Nun also "Der Absturz", unsere zweite Chance. Zuerst einmal kann ich sagen: dieses Buch habe ich zuende gelesen! Der Absturz ist, wie die anderen Bücher von Edouard Louis, als autofiktionaler Roman deklariert. Ich frage mich aber, wo die romanhaften Elemente sind. Mir kommt es vor wie eine Aneinanderreihung echter Erinnerungen. Für mich ist der Gedanke etwas irritierend, dass jemand solche - nicht gerade schmeichelhaften - Anekdoten über seine engste Familie so freimütig teilt. Daher nehme ich das Buch als Roman an, ohne den Wahrheitsgehalt zu hinterfragen. Alles andere würde sich für mich zu sehr nach Eindringen in die Privatsphäre anfühlen.

Der Erzähler berichtet vom frühen Tod seines Bruders. Episoden in der Gegenwart, die sich um die Beerdigung und organisatorische Fragen drehen, wechseln sich ab mit Rückblenden.

::::::::::

ARBEITSANWEISUNGEN:
1/ Prüfen Sie, ob die folgenden Aussagen mit dem Textauszug über „Der Absturz“ übereinstimmen: (a) Die schreibende Person hat das Buch vollständig gelesen. (b) Das Buch wird als Sachbuch ausgewiesen. (c) Der Roman erzählt durchgehend in zeitlicher Reihenfolge. Antworten Sie jeweils mit Ja oder Nein, und belegen Sie dies mit einem wörtlichen Zitat aus dem Textauszug.
2/ Erläutern Sie anhand des Textauszugs über „Der Absturz“, weshalb die schreibende Person das Buch als Roman annimmt, ohne den Wahrheitsgehalt zu hinterfragen.
3/ Führen Sie den Textauszug über den Roman „Der Absturz“ im Anschluss an seinen letzten Satz um einige Sätze weiter.
Die Auflistung ist eigenständiges Material und gehört nicht zum Textauszug.

Datenelemente:
::::::::::

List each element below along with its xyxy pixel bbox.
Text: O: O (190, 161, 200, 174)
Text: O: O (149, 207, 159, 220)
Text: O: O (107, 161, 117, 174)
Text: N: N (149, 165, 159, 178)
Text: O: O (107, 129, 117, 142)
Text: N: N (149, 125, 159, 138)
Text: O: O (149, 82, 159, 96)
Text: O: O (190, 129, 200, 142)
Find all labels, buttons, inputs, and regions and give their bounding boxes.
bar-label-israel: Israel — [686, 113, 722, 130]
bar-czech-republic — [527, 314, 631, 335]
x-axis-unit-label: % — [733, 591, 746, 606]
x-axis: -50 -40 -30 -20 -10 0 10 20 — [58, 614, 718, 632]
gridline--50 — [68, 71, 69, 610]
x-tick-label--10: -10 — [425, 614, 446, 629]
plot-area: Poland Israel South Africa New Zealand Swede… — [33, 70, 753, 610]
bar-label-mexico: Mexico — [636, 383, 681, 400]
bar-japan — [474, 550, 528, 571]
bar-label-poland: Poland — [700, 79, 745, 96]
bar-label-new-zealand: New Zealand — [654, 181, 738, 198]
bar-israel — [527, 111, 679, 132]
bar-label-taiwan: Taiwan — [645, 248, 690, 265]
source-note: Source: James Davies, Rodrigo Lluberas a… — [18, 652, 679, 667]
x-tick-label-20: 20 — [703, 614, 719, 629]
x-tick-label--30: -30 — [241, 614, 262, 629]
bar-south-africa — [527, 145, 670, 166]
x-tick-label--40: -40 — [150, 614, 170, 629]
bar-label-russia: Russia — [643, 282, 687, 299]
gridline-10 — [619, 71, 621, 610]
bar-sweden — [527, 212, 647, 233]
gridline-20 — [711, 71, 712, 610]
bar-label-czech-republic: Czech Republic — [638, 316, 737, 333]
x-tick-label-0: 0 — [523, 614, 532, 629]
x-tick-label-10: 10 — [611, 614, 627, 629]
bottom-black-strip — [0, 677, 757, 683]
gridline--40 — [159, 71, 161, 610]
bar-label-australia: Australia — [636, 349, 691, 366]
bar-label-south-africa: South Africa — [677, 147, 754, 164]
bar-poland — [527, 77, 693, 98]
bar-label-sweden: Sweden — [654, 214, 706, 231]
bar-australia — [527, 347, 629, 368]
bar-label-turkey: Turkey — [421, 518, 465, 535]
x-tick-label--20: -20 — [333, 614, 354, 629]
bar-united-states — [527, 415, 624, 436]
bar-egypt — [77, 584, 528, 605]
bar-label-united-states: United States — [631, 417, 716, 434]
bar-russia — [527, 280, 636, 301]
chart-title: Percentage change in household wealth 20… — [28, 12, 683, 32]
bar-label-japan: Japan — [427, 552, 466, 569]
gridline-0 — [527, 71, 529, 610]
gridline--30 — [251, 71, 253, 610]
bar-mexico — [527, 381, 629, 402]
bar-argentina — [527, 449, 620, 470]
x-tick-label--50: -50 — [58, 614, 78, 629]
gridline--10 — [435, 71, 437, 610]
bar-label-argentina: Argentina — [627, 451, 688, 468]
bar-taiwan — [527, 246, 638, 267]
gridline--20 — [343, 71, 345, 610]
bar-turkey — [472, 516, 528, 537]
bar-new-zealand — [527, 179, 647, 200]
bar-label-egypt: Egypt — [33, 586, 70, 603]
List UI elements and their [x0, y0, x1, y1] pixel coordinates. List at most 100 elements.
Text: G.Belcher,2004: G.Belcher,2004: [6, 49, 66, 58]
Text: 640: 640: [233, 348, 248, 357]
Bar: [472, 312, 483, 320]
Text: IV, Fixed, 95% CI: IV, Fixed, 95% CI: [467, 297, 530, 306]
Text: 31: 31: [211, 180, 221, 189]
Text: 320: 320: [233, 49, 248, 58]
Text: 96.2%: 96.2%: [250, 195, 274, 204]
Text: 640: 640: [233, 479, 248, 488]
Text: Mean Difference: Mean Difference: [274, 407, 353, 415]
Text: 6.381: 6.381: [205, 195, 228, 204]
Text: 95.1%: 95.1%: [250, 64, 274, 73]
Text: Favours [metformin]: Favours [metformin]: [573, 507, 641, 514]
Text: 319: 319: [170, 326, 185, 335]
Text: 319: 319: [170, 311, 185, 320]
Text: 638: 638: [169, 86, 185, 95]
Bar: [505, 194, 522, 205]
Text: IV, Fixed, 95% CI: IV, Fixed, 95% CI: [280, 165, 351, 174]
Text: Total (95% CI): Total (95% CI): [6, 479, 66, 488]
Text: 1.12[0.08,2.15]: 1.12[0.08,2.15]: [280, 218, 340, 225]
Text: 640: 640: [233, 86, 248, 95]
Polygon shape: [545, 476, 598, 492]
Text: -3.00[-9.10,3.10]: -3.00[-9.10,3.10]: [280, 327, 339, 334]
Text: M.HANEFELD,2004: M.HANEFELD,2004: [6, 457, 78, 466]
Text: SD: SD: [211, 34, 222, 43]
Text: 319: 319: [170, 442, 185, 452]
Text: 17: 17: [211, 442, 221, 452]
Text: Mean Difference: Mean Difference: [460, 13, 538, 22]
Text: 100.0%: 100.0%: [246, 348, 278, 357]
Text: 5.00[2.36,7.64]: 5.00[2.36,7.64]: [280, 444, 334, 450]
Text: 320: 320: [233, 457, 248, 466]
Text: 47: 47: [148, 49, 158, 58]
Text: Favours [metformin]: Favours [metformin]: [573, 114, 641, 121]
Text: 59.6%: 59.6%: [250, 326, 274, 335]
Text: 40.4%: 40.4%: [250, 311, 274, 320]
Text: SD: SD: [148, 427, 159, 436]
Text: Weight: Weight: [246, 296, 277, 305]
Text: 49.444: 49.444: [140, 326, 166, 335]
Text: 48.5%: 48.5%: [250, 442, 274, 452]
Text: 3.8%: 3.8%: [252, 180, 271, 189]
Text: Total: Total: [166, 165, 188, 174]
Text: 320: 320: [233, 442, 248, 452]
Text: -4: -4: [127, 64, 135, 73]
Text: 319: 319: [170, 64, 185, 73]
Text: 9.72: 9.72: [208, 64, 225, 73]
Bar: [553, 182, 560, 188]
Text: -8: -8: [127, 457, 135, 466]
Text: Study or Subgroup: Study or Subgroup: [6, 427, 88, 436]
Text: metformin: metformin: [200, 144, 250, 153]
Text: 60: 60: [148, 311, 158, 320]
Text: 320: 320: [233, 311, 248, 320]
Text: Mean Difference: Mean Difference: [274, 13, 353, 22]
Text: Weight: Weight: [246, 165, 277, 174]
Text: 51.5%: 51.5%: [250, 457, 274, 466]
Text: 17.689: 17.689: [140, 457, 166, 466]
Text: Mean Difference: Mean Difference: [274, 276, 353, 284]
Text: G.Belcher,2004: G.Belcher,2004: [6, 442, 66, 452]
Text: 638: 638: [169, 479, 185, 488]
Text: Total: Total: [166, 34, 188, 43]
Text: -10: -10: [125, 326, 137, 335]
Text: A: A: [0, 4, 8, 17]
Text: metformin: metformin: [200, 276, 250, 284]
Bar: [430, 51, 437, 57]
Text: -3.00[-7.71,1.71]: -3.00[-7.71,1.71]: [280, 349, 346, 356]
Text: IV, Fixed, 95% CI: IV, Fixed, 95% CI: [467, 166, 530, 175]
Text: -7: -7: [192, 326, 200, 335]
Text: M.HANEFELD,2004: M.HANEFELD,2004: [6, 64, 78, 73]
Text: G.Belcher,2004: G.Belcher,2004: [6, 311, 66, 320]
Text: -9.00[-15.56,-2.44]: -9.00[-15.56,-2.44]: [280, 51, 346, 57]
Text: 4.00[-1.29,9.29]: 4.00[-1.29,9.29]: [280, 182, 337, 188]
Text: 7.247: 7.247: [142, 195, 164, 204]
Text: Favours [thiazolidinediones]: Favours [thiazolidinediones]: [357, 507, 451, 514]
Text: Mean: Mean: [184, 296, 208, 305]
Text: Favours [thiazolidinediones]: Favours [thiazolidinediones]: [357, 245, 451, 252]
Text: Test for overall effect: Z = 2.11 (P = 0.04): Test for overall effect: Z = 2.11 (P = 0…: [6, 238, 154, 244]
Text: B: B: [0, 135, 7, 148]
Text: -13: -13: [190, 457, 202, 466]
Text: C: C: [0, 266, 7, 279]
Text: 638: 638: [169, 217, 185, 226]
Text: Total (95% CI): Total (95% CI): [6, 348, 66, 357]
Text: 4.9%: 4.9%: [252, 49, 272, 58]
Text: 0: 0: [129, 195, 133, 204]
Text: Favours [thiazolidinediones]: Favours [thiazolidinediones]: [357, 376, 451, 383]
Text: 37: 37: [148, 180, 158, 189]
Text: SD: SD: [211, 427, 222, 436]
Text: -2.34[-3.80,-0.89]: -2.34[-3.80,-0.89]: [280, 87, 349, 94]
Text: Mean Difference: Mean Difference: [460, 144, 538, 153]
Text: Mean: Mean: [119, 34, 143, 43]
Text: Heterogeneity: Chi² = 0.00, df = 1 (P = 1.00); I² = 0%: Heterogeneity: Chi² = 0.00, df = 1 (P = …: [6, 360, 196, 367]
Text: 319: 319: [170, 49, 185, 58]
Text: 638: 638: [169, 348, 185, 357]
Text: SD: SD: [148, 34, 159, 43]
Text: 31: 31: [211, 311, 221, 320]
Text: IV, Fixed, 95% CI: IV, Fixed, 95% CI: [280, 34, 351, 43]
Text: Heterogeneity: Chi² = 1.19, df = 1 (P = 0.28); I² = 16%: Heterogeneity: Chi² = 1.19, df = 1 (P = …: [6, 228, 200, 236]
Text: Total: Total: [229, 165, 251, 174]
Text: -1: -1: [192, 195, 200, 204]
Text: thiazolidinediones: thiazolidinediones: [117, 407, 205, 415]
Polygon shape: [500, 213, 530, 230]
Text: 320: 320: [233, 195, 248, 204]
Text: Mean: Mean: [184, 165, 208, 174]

::::::::::

ANTWORTEN NACHEINANDER:
1/
(a) Ja: „dieses Buch habe ich zuende gelesen!“
(b) Nein: „als autofiktionaler Roman deklariert“
(c) Nein: „Episoden in der Gegenwart, die sich um die Beerdigung und organisatorische Fragen drehen, wechseln sich ab mit Rückblenden.“

2/ Die schreibende Person empfindet es als irritierend, dass jemand solche nicht gerade schmeichelhaften Anekdoten über die engste Familie so freimütig teilt. Das Buch nicht als Roman zu lesen, würde sich für sie zu sehr nach einem Eindringen in die Privatsphäre anfühlen.

3/
Wie schon bei "Das Ende der Gewalt", sind mir alle Figuren seltsam unsympathisch. Einzig der verstorbene große Bruder wird als grundsympathischer Mensch gezeichnet, der nett, hilfsbereit und seinem kleinen Bruder, dem Erzähler, ehrlich zugetan ist. Er hat große Träume, bekommt aus der Familie aber keine Unterstützung, sondern nur Hohn und Verachtung. Das eine oder andere Mal ist er auf einem guten Weg, stellt sich dann aber jedes Mal selbst ein Bein, vielleicht weil seine Angst vor Enttäuschung oder vor Versagen größer ist.
Das Buch lässt sich gut und schnell lesen. Die Figuren kamen mir teilweise überzogen holzschnittartig vor, kaum zu glauben, dass die Episoden autofiktional sind. Mit dem großen Bruder habe ich mitgelitten. Von den anderen Familienmitgliedern hätte ich allerdings auch nicht länger lesen mögen und ich war froh, als ich das Buch beendet hatte.